[Data entries]
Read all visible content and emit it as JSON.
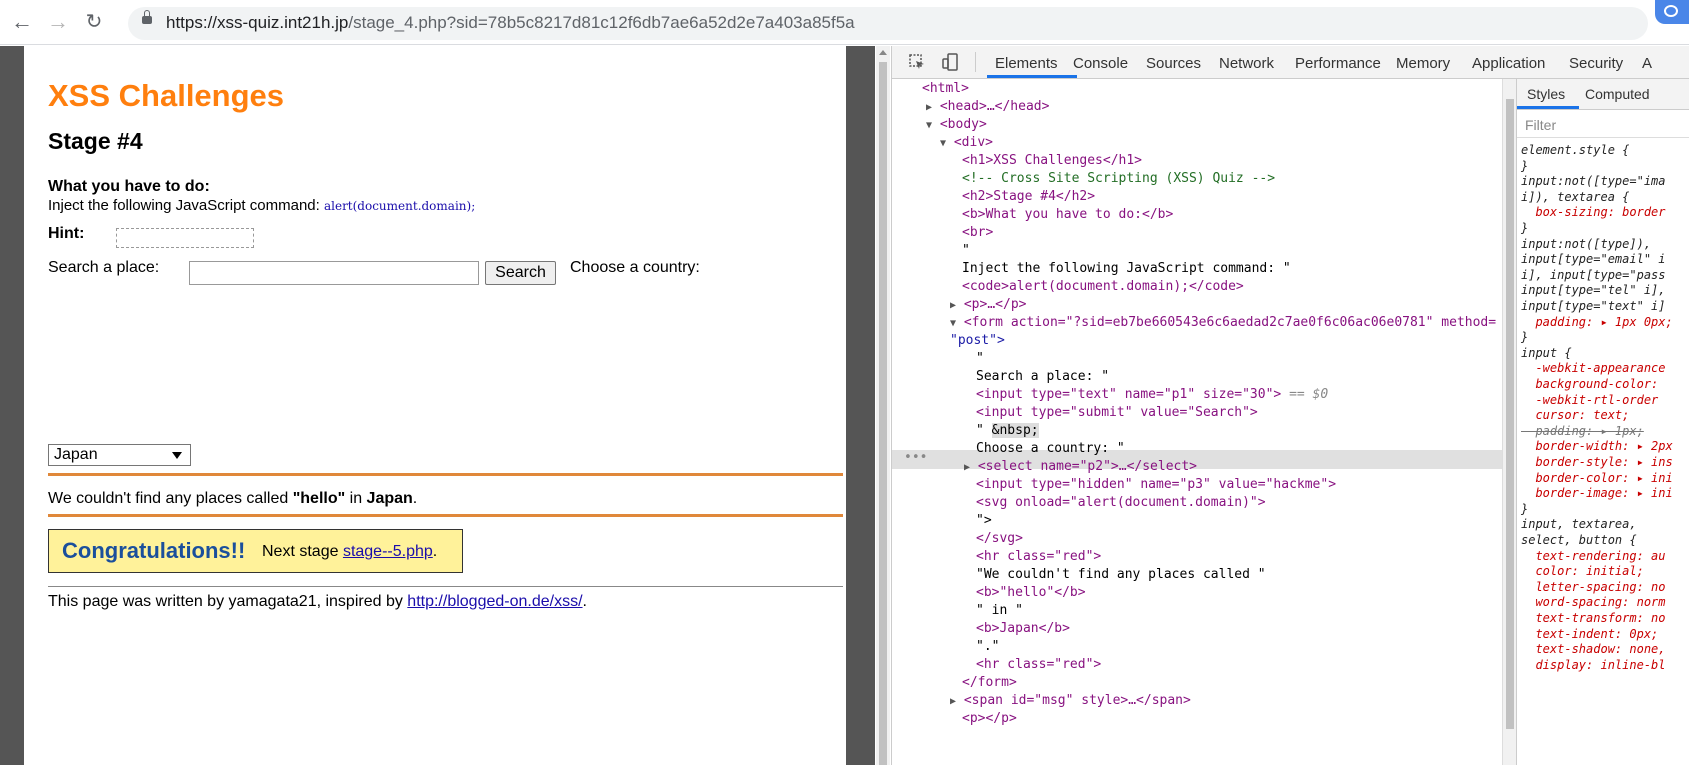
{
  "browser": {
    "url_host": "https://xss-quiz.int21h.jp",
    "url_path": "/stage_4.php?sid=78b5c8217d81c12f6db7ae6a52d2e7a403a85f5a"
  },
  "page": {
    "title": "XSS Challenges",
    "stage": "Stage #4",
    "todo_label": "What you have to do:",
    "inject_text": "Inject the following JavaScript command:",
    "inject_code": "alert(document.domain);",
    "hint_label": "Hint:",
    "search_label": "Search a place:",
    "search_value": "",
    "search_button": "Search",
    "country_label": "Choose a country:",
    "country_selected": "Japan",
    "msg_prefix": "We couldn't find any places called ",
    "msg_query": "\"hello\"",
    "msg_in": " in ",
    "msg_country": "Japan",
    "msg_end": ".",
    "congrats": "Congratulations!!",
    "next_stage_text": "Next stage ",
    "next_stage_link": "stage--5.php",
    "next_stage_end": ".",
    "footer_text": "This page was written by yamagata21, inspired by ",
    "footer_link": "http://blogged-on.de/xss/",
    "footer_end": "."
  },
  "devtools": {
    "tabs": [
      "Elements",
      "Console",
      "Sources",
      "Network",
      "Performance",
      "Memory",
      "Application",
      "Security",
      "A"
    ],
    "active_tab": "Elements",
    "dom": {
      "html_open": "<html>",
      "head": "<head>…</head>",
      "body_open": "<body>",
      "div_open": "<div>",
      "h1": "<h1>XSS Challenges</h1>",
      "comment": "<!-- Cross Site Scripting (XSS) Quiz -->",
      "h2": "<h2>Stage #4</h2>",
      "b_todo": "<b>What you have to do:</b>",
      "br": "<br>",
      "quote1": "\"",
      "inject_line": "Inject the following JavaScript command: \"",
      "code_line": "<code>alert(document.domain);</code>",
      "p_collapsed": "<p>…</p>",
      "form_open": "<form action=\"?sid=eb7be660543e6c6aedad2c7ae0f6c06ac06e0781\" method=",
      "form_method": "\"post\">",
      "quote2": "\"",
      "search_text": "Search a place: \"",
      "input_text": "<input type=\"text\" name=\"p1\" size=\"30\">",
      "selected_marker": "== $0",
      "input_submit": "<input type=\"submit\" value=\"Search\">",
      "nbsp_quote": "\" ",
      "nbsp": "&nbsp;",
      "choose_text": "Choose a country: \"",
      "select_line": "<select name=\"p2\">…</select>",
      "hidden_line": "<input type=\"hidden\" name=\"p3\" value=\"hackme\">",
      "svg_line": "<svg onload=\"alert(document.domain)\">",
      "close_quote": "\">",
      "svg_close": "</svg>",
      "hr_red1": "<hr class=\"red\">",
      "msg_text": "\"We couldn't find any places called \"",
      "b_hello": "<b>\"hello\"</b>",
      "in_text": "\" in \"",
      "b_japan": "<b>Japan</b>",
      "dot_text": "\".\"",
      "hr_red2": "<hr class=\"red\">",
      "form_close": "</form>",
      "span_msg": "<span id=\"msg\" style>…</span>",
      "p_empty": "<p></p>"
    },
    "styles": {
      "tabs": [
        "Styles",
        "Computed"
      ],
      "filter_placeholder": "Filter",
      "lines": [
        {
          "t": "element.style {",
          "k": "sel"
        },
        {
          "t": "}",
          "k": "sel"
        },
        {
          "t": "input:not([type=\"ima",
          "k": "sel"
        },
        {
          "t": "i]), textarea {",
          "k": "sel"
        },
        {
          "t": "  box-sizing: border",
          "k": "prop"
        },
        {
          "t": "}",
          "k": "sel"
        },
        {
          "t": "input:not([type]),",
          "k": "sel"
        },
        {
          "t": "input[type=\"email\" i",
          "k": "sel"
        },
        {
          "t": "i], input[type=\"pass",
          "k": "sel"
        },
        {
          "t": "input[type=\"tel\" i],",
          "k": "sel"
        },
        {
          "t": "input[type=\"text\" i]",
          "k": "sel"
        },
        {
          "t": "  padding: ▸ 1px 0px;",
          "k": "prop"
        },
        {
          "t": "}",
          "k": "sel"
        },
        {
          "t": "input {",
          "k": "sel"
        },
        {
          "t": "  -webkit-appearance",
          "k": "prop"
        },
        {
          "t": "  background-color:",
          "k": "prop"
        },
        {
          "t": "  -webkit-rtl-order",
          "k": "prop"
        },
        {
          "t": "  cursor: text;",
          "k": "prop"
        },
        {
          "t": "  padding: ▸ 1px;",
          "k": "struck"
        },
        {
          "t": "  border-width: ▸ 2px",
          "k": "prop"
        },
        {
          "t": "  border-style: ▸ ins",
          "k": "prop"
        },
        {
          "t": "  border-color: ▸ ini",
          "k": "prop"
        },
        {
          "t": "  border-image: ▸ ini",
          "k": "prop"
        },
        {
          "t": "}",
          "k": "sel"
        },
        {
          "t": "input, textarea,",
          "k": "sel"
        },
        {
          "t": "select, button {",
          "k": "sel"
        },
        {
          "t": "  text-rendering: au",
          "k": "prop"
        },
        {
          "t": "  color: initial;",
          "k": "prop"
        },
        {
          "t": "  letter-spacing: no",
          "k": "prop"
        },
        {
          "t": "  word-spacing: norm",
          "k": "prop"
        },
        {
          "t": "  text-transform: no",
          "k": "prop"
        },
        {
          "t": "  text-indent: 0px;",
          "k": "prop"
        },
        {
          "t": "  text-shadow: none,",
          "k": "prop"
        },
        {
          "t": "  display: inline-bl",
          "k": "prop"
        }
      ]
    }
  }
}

■ SET EXERCISE
Can you retype every record above exactly, leaving out the pictures?

■ OUTPUT FOR THIS EXERCISE
Read all visible content and emit it as JSON.
{
  "browser": {
    "url_host": "https://xss-quiz.int21h.jp",
    "url_path": "/stage_4.php?sid=78b5c8217d81c12f6db7ae6a52d2e7a403a85f5a"
  },
  "page": {
    "title": "XSS Challenges",
    "stage": "Stage #4",
    "todo_label": "What you have to do:",
    "inject_text": "Inject the following JavaScript command:",
    "inject_code": "alert(document.domain);",
    "hint_label": "Hint:",
    "search_label": "Search a place:",
    "search_value": "",
    "search_button": "Search",
    "country_label": "Choose a country:",
    "country_selected": "Japan",
    "msg_prefix": "We couldn't find any places called ",
    "msg_query": "\"hello\"",
    "msg_in": " in ",
    "msg_country": "Japan",
    "msg_end": ".",
    "congrats": "Congratulations!!",
    "next_stage_text": "Next stage ",
    "next_stage_link": "stage--5.php",
    "next_stage_end": ".",
    "footer_text": "This page was written by yamagata21, inspired by ",
    "footer_link": "http://blogged-on.de/xss/",
    "footer_end": "."
  },
  "devtools": {
    "tabs": [
      "Elements",
      "Console",
      "Sources",
      "Network",
      "Performance",
      "Memory",
      "Application",
      "Security",
      "A"
    ],
    "active_tab": "Elements",
    "dom": {
      "html_open": "<html>",
      "head": "<head>…</head>",
      "body_open": "<body>",
      "div_open": "<div>",
      "h1": "<h1>XSS Challenges</h1>",
      "comment": "<!-- Cross Site Scripting (XSS) Quiz -->",
      "h2": "<h2>Stage #4</h2>",
      "b_todo": "<b>What you have to do:</b>",
      "br": "<br>",
      "quote1": "\"",
      "inject_line": "Inject the following JavaScript command: \"",
      "code_line": "<code>alert(document.domain);</code>",
      "p_collapsed": "<p>…</p>",
      "form_open": "<form action=\"?sid=eb7be660543e6c6aedad2c7ae0f6c06ac06e0781\" method=",
      "form_method": "\"post\">",
      "quote2": "\"",
      "search_text": "Search a place: \"",
      "input_text": "<input type=\"text\" name=\"p1\" size=\"30\">",
      "selected_marker": "== $0",
      "input_submit": "<input type=\"submit\" value=\"Search\">",
      "nbsp_quote": "\" ",
      "nbsp": "&nbsp;",
      "choose_text": "Choose a country: \"",
      "select_line": "<select name=\"p2\">…</select>",
      "hidden_line": "<input type=\"hidden\" name=\"p3\" value=\"hackme\">",
      "svg_line": "<svg onload=\"alert(document.domain)\">",
      "close_quote": "\">",
      "svg_close": "</svg>",
      "hr_red1": "<hr class=\"red\">",
      "msg_text": "\"We couldn't find any places called \"",
      "b_hello": "<b>\"hello\"</b>",
      "in_text": "\" in \"",
      "b_japan": "<b>Japan</b>",
      "dot_text": "\".\"",
      "hr_red2": "<hr class=\"red\">",
      "form_close": "</form>",
      "span_msg": "<span id=\"msg\" style>…</span>",
      "p_empty": "<p></p>"
    },
    "styles": {
      "tabs": [
        "Styles",
        "Computed"
      ],
      "filter_placeholder": "Filter",
      "lines": [
        {
          "t": "element.style {",
          "k": "sel"
        },
        {
          "t": "}",
          "k": "sel"
        },
        {
          "t": "input:not([type=\"ima",
          "k": "sel"
        },
        {
          "t": "i]), textarea {",
          "k": "sel"
        },
        {
          "t": "  box-sizing: border",
          "k": "prop"
        },
        {
          "t": "}",
          "k": "sel"
        },
        {
          "t": "input:not([type]),",
          "k": "sel"
        },
        {
          "t": "input[type=\"email\" i",
          "k": "sel"
        },
        {
          "t": "i], input[type=\"pass",
          "k": "sel"
        },
        {
          "t": "input[type=\"tel\" i],",
          "k": "sel"
        },
        {
          "t": "input[type=\"text\" i]",
          "k": "sel"
        },
        {
          "t": "  padding: ▸ 1px 0px;",
          "k": "prop"
        },
        {
          "t": "}",
          "k": "sel"
        },
        {
          "t": "input {",
          "k": "sel"
        },
        {
          "t": "  -webkit-appearance",
          "k": "prop"
        },
        {
          "t": "  background-color:",
          "k": "prop"
        },
        {
          "t": "  -webkit-rtl-order",
          "k": "prop"
        },
        {
          "t": "  cursor: text;",
          "k": "prop"
        },
        {
          "t": "  padding: ▸ 1px;",
          "k": "struck"
        },
        {
          "t": "  border-width: ▸ 2px",
          "k": "prop"
        },
        {
          "t": "  border-style: ▸ ins",
          "k": "prop"
        },
        {
          "t": "  border-color: ▸ ini",
          "k": "prop"
        },
        {
          "t": "  border-image: ▸ ini",
          "k": "prop"
        },
        {
          "t": "}",
          "k": "sel"
        },
        {
          "t": "input, textarea,",
          "k": "sel"
        },
        {
          "t": "select, button {",
          "k": "sel"
        },
        {
          "t": "  text-rendering: au",
          "k": "prop"
        },
        {
          "t": "  color: initial;",
          "k": "prop"
        },
        {
          "t": "  letter-spacing: no",
          "k": "prop"
        },
        {
          "t": "  word-spacing: norm",
          "k": "prop"
        },
        {
          "t": "  text-transform: no",
          "k": "prop"
        },
        {
          "t": "  text-indent: 0px;",
          "k": "prop"
        },
        {
          "t": "  text-shadow: none,",
          "k": "prop"
        },
        {
          "t": "  display: inline-bl",
          "k": "prop"
        }
      ]
    }
  }
}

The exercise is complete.